**Extracted entries:**
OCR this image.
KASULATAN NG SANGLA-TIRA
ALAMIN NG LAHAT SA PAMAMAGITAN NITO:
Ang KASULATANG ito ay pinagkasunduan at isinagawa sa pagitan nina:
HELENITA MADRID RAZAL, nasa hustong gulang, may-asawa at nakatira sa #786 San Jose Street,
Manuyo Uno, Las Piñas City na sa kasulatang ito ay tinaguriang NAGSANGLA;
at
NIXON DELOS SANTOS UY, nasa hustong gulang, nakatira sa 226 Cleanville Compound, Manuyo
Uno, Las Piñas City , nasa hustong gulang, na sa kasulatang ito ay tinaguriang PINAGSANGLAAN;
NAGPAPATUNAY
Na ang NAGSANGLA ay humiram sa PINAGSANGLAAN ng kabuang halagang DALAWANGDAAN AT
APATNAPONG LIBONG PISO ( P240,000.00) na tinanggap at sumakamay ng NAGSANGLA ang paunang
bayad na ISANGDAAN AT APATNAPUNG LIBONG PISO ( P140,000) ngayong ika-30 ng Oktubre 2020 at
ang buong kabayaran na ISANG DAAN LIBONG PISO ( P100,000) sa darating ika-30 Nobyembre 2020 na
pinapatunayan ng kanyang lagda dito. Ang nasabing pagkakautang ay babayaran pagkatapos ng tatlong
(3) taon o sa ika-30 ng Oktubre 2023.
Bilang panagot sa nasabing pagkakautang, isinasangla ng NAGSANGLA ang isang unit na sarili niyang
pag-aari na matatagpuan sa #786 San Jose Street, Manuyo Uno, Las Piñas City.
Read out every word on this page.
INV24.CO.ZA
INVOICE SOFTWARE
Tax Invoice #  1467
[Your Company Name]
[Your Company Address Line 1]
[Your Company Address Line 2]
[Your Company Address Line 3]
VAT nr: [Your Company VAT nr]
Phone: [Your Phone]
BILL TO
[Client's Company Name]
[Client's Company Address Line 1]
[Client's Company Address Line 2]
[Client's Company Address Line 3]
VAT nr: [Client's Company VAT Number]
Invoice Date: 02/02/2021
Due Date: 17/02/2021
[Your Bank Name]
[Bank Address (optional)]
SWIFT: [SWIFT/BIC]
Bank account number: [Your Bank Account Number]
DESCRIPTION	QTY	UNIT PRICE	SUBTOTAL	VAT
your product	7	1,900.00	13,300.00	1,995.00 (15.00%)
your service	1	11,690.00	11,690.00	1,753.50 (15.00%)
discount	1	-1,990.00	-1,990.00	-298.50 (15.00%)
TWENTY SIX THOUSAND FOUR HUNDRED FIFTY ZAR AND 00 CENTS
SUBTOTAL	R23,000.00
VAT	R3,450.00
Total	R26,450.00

**What to do:** Each record above should be returned exactly as it appears.

**The reply:**
OCR this image.
KASULATAN NG SANGLA-TIRA
ALAMIN NG LAHAT SA PAMAMAGITAN NITO:
Ang KASULATANG ito ay pinagkasunduan at isinagawa sa pagitan nina:
HELENITA MADRID RAZAL, nasa hustong gulang, may-asawa at nakatira sa #786 San Jose Street,
Manuyo Uno, Las Piñas City na sa kasulatang ito ay tinaguriang NAGSANGLA;
at
NIXON DELOS SANTOS UY, nasa hustong gulang, nakatira sa 226 Cleanville Compound, Manuyo
Uno, Las Piñas City , nasa hustong gulang, na sa kasulatang ito ay tinaguriang PINAGSANGLAAN;
NAGPAPATUNAY
Na ang NAGSANGLA ay humiram sa PINAGSANGLAAN ng kabuang halagang DALAWANGDAAN AT
APATNAPONG LIBONG PISO ( P240,000.00) na tinanggap at sumakamay ng NAGSANGLA ang paunang
bayad na ISANGDAAN AT APATNAPUNG LIBONG PISO ( P140,000) ngayong ika-30 ng Oktubre 2020 at
ang buong kabayaran na ISANG DAAN LIBONG PISO ( P100,000) sa darating ika-30 Nobyembre 2020 na
pinapatunayan ng kanyang lagda dito. Ang nasabing pagkakautang ay babayaran pagkatapos ng tatlong
(3) taon o sa ika-30 ng Oktubre 2023.
Bilang panagot sa nasabing pagkakautang, isinasangla ng NAGSANGLA ang isang unit na sarili niyang
pag-aari na matatagpuan sa #786 San Jose Street, Manuyo Uno, Las Piñas City.
Read out every word on this page.
INV24.CO.ZA
INVOICE SOFTWARE
Tax Invoice #  1467
[Your Company Name]
[Your Company Address Line 1]
[Your Company Address Line 2]
[Your Company Address Line 3]
VAT nr: [Your Company VAT nr]
Phone: [Your Phone]
BILL TO
[Client's Company Name]
[Client's Company Address Line 1]
[Client's Company Address Line 2]
[Client's Company Address Line 3]
VAT nr: [Client's Company VAT Number]
Invoice Date: 02/02/2021
Due Date: 17/02/2021
[Your Bank Name]
[Bank Address (optional)]
SWIFT: [SWIFT/BIC]
Bank account number: [Your Bank Account Number]
DESCRIPTION	QTY	UNIT PRICE	SUBTOTAL	VAT
your product	7	1,900.00	13,300.00	1,995.00 (15.00%)
your service	1	11,690.00	11,690.00	1,753.50 (15.00%)
discount	1	-1,990.00	-1,990.00	-298.50 (15.00%)
TWENTY SIX THOUSAND FOUR HUNDRED FIFTY ZAR AND 00 CENTS
SUBTOTAL	R23,000.00
VAT	R3,450.00
Total	R26,450.00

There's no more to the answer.